DIRECTIONS FOR THIS TASK: Please report every line from the material that contains the word "rgba".

SUPPLIED DATA:
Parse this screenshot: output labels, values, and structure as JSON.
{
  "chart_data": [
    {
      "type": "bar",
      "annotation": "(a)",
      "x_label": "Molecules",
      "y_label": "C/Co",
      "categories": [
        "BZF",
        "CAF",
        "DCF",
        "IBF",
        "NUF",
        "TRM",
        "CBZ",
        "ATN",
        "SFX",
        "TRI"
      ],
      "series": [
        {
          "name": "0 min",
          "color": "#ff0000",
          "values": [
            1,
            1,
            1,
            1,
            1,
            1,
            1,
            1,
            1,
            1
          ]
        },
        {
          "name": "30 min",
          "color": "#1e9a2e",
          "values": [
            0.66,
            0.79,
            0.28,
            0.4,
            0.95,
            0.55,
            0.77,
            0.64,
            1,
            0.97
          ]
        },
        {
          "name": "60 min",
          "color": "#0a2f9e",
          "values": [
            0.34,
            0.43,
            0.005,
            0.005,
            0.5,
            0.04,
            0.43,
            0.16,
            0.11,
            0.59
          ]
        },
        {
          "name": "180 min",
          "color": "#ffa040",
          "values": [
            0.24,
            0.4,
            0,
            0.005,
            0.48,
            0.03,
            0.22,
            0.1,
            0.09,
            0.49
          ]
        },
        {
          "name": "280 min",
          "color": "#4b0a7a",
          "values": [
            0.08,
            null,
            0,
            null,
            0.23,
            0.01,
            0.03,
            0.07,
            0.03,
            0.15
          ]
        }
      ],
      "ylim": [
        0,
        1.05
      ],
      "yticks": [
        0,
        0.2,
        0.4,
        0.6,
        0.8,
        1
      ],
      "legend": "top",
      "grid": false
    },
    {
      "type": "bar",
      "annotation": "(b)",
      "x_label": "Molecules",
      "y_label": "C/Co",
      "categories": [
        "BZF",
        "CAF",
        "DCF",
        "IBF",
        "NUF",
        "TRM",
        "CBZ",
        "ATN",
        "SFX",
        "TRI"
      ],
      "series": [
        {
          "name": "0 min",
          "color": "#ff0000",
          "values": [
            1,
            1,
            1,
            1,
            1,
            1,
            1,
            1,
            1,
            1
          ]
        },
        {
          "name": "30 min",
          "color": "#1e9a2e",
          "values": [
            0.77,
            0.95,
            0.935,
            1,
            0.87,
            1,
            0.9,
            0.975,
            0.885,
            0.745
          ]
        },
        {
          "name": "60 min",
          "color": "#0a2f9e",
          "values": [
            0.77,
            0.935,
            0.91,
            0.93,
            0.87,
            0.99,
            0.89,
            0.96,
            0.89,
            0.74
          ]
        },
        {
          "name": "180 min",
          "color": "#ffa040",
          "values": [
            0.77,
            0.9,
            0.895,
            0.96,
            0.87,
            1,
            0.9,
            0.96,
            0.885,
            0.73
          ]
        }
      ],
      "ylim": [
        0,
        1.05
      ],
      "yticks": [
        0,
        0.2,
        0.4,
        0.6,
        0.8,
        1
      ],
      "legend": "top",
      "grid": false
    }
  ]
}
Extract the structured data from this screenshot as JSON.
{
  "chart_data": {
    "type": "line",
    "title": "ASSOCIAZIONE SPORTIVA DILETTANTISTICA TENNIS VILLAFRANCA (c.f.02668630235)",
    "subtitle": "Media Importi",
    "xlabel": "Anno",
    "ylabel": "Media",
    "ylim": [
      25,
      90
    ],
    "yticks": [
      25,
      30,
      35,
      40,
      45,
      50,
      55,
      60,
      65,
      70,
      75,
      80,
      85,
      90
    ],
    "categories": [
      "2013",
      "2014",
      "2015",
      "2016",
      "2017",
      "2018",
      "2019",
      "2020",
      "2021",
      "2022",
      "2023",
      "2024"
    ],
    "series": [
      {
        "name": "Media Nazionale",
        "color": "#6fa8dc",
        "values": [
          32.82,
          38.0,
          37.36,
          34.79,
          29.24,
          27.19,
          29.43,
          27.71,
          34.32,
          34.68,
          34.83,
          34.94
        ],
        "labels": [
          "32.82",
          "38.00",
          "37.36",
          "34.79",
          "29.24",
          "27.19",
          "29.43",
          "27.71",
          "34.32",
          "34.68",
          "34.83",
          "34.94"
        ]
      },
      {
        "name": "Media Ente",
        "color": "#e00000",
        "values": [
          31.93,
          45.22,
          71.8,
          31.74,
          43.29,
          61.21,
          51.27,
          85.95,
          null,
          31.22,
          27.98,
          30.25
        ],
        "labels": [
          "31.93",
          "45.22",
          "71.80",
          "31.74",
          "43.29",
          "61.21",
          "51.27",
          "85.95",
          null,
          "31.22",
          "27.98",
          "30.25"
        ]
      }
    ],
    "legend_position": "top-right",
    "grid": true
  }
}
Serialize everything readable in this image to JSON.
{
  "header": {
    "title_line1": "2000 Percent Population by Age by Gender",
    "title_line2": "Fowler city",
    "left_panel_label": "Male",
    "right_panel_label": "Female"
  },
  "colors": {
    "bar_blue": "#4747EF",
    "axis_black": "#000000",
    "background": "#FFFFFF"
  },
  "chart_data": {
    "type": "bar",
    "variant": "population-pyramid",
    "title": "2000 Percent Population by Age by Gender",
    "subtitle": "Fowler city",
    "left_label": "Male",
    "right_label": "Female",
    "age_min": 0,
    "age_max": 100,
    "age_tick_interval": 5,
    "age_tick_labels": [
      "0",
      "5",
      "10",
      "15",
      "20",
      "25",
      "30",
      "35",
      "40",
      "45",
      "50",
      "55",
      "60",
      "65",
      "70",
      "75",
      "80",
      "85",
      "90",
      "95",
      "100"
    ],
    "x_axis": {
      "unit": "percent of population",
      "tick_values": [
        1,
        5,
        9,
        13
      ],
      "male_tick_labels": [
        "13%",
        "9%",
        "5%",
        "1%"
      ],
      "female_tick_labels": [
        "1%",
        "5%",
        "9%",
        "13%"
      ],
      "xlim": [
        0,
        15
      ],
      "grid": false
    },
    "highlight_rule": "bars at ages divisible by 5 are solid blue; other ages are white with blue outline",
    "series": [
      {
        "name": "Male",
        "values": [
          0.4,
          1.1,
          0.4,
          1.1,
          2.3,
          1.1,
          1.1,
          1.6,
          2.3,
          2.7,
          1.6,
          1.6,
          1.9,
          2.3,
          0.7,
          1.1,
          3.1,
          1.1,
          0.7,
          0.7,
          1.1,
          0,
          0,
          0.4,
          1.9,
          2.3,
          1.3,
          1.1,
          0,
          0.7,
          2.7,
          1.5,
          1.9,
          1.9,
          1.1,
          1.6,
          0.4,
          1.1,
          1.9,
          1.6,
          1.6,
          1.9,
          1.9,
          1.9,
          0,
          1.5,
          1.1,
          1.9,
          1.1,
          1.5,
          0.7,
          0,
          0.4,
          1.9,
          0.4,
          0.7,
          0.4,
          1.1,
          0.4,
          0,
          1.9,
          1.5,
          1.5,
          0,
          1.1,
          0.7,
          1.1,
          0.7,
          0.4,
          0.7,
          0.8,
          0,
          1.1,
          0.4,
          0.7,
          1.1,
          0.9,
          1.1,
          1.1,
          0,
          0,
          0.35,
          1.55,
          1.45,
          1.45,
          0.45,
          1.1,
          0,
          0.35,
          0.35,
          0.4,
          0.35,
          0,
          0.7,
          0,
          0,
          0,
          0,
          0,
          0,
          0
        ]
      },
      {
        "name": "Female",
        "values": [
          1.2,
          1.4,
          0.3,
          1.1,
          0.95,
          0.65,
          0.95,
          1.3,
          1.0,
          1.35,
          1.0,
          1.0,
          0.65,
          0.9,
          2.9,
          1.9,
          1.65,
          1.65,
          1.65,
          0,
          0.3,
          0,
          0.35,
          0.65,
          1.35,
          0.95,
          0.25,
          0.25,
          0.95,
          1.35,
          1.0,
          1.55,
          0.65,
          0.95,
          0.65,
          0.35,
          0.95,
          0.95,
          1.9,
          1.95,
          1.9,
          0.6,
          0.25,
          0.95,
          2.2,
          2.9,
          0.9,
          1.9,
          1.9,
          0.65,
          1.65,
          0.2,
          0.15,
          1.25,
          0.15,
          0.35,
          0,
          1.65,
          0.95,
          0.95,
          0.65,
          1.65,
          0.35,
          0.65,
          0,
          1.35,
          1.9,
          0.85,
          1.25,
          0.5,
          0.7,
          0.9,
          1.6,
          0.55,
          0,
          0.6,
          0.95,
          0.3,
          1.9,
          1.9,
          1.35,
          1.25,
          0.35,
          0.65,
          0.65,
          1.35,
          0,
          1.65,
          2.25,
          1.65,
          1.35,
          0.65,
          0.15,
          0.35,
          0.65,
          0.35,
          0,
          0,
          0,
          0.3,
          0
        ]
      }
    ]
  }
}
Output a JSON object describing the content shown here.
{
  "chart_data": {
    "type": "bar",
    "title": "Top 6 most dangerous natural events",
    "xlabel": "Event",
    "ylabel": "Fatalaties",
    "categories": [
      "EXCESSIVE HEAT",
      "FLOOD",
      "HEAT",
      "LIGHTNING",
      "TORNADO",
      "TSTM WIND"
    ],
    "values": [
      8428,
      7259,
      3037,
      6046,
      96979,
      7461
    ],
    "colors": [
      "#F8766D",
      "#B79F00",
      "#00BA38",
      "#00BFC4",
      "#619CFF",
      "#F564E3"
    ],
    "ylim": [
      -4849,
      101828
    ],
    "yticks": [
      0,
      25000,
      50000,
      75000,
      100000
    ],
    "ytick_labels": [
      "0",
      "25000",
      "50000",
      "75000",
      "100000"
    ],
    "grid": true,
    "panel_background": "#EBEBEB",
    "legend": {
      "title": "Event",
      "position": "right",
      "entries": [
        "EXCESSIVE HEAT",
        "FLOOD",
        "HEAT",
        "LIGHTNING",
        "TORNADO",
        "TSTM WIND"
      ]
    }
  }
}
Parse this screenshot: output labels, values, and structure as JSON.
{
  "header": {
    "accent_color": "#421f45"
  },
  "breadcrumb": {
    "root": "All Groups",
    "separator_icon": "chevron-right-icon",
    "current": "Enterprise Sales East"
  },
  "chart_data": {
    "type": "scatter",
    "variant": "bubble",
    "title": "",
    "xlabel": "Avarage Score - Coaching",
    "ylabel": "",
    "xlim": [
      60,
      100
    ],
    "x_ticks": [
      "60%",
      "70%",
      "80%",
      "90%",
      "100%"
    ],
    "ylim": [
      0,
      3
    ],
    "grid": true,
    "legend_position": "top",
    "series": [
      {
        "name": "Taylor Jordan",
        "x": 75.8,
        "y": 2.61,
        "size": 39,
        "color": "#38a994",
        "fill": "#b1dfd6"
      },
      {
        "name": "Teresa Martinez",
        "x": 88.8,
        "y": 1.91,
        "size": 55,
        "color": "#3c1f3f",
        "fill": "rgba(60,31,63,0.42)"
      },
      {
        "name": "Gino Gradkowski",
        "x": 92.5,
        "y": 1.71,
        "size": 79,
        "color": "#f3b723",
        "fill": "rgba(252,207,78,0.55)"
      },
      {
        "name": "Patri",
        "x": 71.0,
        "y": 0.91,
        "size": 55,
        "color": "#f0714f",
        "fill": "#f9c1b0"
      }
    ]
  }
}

RESPONSE:
        "fill": "rgba(60,31,63,0.42)"
        "fill": "rgba(252,207,78,0.55)"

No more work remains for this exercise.